● **THE PROBLEM**
Each line that follows is to be retyped exactly.

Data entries

___

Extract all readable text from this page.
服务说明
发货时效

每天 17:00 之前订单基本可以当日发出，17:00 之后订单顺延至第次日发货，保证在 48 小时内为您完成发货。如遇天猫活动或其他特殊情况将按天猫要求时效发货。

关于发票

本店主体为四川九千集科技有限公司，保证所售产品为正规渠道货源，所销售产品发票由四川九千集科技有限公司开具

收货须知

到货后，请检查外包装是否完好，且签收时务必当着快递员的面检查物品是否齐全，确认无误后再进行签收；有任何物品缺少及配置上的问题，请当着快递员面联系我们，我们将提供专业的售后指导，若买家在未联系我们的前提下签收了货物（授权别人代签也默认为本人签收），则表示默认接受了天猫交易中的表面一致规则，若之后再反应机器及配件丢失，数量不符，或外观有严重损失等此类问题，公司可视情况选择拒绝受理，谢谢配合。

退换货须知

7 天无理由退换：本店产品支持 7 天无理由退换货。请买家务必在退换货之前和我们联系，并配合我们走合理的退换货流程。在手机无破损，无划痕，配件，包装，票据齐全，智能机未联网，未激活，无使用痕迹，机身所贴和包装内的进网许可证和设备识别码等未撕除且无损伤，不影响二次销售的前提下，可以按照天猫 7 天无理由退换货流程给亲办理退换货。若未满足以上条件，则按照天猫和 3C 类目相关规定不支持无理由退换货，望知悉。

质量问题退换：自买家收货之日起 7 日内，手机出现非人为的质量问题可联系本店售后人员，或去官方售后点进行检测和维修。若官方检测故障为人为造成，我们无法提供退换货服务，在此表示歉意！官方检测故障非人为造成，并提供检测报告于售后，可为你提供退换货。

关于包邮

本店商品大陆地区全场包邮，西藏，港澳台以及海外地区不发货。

___

● **ANSWER TO THIS PROBLEM**
Extract all readable text from this page.
服务说明
发货时效

每天 17:00 之前订单基本可以当日发出，17:00 之后订单顺延至第次日发货，保证在 48 小时内为您完成发货。如遇天猫活动或其他特殊情况将按天猫要求时效发货。

关于发票

本店主体为四川九千集科技有限公司，保证所售产品为正规渠道货源，所销售产品发票由四川九千集科技有限公司开具

收货须知

到货后，请检查外包装是否完好，且签收时务必当着快递员的面检查物品是否齐全，确认无误后再进行签收；有任何物品缺少及配置上的问题，请当着快递员面联系我们，我们将提供专业的售后指导，若买家在未联系我们的前提下签收了货物（授权别人代签也默认为本人签收），则表示默认接受了天猫交易中的表面一致规则，若之后再反应机器及配件丢失，数量不符，或外观有严重损失等此类问题，公司可视情况选择拒绝受理，谢谢配合。

退换货须知

7 天无理由退换：本店产品支持 7 天无理由退换货。请买家务必在退换货之前和我们联系，并配合我们走合理的退换货流程。在手机无破损，无划痕，配件，包装，票据齐全，智能机未联网，未激活，无使用痕迹，机身所贴和包装内的进网许可证和设备识别码等未撕除且无损伤，不影响二次销售的前提下，可以按照天猫 7 天无理由退换货流程给亲办理退换货。若未满足以上条件，则按照天猫和 3C 类目相关规定不支持无理由退换货，望知悉。

质量问题退换：自买家收货之日起 7 日内，手机出现非人为的质量问题可联系本店售后人员，或去官方售后点进行检测和维修。若官方检测故障为人为造成，我们无法提供退换货服务，在此表示歉意！官方检测故障非人为造成，并提供检测报告于售后，可为你提供退换货。

关于包邮

本店商品大陆地区全场包邮，西藏，港澳台以及海外地区不发货。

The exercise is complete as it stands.